INFORMATION PROVIDED:
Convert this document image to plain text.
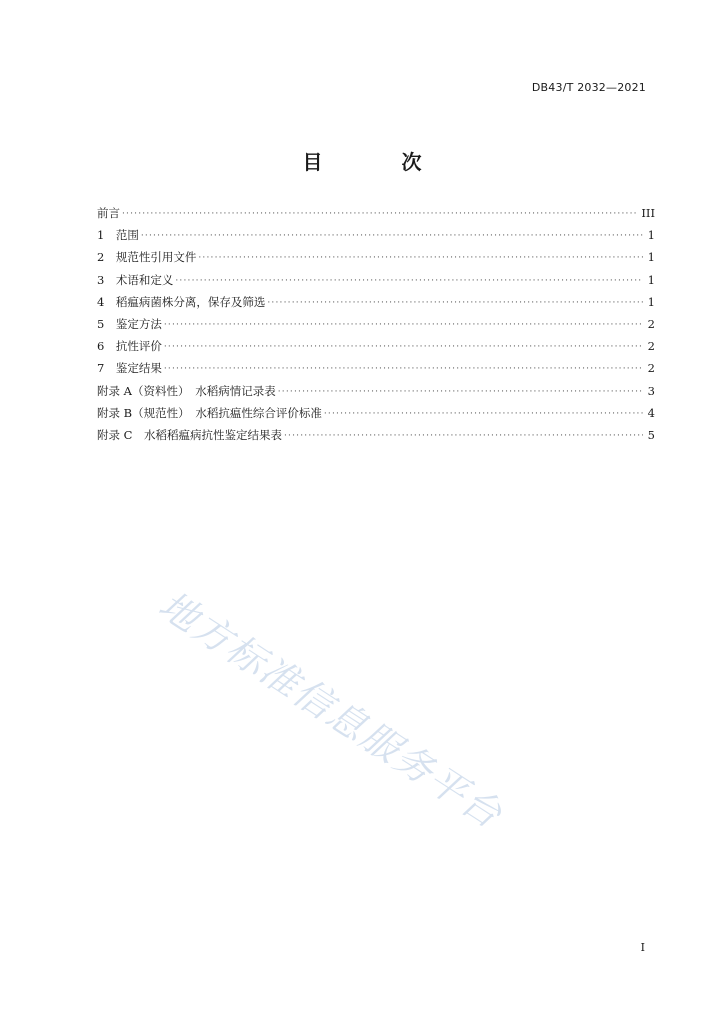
DB43/T 2032—2021
目 次
前言 ·····	III
1　范围 ·····	1
2　规范性引用文件 ·····	1
3　术语和定义 ·····	1
4　稻瘟病菌株分离，保存及筛选 ·····	1
5　鉴定方法 ·····	2
6　抗性评价 ·····	2
7　鉴定结果 ·····	2
附录 A（资料性）　水稻病情记录表 ·····	3
附录 B（规范性）　水稻抗瘟性综合评价标准 ·····	4
附录 C　水稻稻瘟病抗性鉴定结果表 ·····	5
地方标准信息服务平台
I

GIVEN EXERCISE:
Reproduce the entries above without change, omitting all pictures.

SOLUTION TO THE EXERCISE:
Convert this document image to plain text.
DB43/T 2032—2021
目 次
前言 ·····	III
1　范围 ·····	1
2　规范性引用文件 ·····	1
3　术语和定义 ·····	1
4　稻瘟病菌株分离，保存及筛选 ·····	1
5　鉴定方法 ·····	2
6　抗性评价 ·····	2
7　鉴定结果 ·····	2
附录 A（资料性）　水稻病情记录表 ·····	3
附录 B（规范性）　水稻抗瘟性综合评价标准 ·····	4
附录 C　水稻稻瘟病抗性鉴定结果表 ·····	5
地方标准信息服务平台
I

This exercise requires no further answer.